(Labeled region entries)
## start
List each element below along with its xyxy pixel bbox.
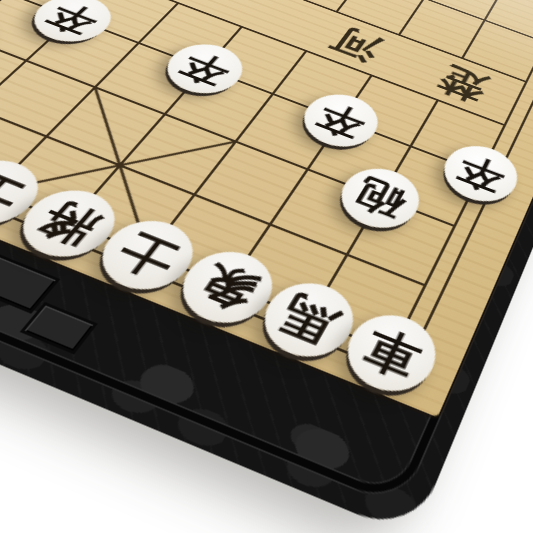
photo-stage: 楚河漢界 卒卒卒卒卒砲砲車馬象士將士象馬車: [0, 0, 533, 533]
piece-glyph: 卒: [40, 0, 106, 38]
piece-glyph: 卒: [311, 98, 371, 142]
piece-glyph: 馬: [272, 289, 345, 350]
piece-glyph: 卒: [452, 150, 510, 196]
piece-glyph: 車: [356, 321, 427, 384]
piece-glyph: 象: [190, 257, 265, 316]
piece-glyph: 砲: [349, 173, 412, 222]
piece-glyph: 卒: [173, 48, 236, 89]
piece-glyph: 士: [109, 226, 186, 283]
piece-glyph: 將: [29, 196, 108, 251]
## end
» **Task description**
Rewrite the entries, replacing "element" with "item" and leaving everything else as it is. Omit the pictures.

» **Task answer**
List each item below along with its xyxy pixel bbox.
photo-stage: 楚河漢界 卒卒卒卒卒砲砲車馬象士將士象馬車: [0, 0, 533, 533]
piece-glyph: 卒: [40, 0, 106, 38]
piece-glyph: 卒: [311, 98, 371, 142]
piece-glyph: 馬: [272, 289, 345, 350]
piece-glyph: 卒: [452, 150, 510, 196]
piece-glyph: 車: [356, 321, 427, 384]
piece-glyph: 象: [190, 257, 265, 316]
piece-glyph: 砲: [349, 173, 412, 222]
piece-glyph: 卒: [173, 48, 236, 89]
piece-glyph: 士: [109, 226, 186, 283]
piece-glyph: 將: [29, 196, 108, 251]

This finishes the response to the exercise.